→ Written task
Each entry below should be reproduced character for character.

#### Excerpted data

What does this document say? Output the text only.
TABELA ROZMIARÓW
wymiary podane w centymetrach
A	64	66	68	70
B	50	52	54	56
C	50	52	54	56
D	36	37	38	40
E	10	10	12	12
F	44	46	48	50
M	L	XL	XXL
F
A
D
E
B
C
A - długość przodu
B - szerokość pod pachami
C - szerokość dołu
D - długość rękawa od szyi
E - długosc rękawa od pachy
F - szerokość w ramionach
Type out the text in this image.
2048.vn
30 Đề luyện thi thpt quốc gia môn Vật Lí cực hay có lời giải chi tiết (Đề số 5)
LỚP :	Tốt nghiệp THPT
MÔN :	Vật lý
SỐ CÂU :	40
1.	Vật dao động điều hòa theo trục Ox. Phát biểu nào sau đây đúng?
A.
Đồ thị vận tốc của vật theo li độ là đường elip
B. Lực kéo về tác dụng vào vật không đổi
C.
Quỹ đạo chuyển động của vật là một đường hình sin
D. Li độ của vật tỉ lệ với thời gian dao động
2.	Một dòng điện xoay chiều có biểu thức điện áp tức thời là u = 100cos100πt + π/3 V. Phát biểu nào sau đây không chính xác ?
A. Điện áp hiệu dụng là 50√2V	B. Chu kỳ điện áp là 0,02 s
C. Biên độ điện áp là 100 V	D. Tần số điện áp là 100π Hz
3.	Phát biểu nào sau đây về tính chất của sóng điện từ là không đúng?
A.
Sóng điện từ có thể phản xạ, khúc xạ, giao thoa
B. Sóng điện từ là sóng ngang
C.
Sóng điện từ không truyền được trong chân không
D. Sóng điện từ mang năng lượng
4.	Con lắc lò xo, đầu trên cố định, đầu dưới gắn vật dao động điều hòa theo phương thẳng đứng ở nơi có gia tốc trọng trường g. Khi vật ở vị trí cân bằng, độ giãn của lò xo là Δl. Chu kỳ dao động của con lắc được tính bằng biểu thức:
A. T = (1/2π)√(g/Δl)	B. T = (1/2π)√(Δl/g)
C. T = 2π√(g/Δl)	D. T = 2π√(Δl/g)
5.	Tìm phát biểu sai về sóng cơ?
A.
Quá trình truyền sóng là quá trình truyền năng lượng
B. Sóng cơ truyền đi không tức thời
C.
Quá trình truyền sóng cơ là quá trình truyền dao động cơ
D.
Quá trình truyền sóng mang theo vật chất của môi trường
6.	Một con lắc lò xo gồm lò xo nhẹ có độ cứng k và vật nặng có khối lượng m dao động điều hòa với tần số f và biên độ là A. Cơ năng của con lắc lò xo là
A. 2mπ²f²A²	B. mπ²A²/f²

########

→ Answer to the task
What does this document say? Output the text only.
TABELA ROZMIARÓW
wymiary podane w centymetrach
A	64	66	68	70
B	50	52	54	56
C	50	52	54	56
D	36	37	38	40
E	10	10	12	12
F	44	46	48	50
M	L	XL	XXL
F
A
D
E
B
C
A - długość przodu
B - szerokość pod pachami
C - szerokość dołu
D - długość rękawa od szyi
E - długosc rękawa od pachy
F - szerokość w ramionach
Type out the text in this image.
2048.vn
30 Đề luyện thi thpt quốc gia môn Vật Lí cực hay có lời giải chi tiết (Đề số 5)
LỚP :	Tốt nghiệp THPT
MÔN :	Vật lý
SỐ CÂU :	40
1.	Vật dao động điều hòa theo trục Ox. Phát biểu nào sau đây đúng?
A.
Đồ thị vận tốc của vật theo li độ là đường elip
B. Lực kéo về tác dụng vào vật không đổi
C.
Quỹ đạo chuyển động của vật là một đường hình sin
D. Li độ của vật tỉ lệ với thời gian dao động
2.	Một dòng điện xoay chiều có biểu thức điện áp tức thời là u = 100cos100πt + π/3 V. Phát biểu nào sau đây không chính xác ?
A. Điện áp hiệu dụng là 50√2V	B. Chu kỳ điện áp là 0,02 s
C. Biên độ điện áp là 100 V	D. Tần số điện áp là 100π Hz
3.	Phát biểu nào sau đây về tính chất của sóng điện từ là không đúng?
A.
Sóng điện từ có thể phản xạ, khúc xạ, giao thoa
B. Sóng điện từ là sóng ngang
C.
Sóng điện từ không truyền được trong chân không
D. Sóng điện từ mang năng lượng
4.	Con lắc lò xo, đầu trên cố định, đầu dưới gắn vật dao động điều hòa theo phương thẳng đứng ở nơi có gia tốc trọng trường g. Khi vật ở vị trí cân bằng, độ giãn của lò xo là Δl. Chu kỳ dao động của con lắc được tính bằng biểu thức:
A. T = (1/2π)√(g/Δl)	B. T = (1/2π)√(Δl/g)
C. T = 2π√(g/Δl)	D. T = 2π√(Δl/g)
5.	Tìm phát biểu sai về sóng cơ?
A.
Quá trình truyền sóng là quá trình truyền năng lượng
B. Sóng cơ truyền đi không tức thời
C.
Quá trình truyền sóng cơ là quá trình truyền dao động cơ
D.
Quá trình truyền sóng mang theo vật chất của môi trường
6.	Một con lắc lò xo gồm lò xo nhẹ có độ cứng k và vật nặng có khối lượng m dao động điều hòa với tần số f và biên độ là A. Cơ năng của con lắc lò xo là
A. 2mπ²f²A²	B. mπ²A²/f²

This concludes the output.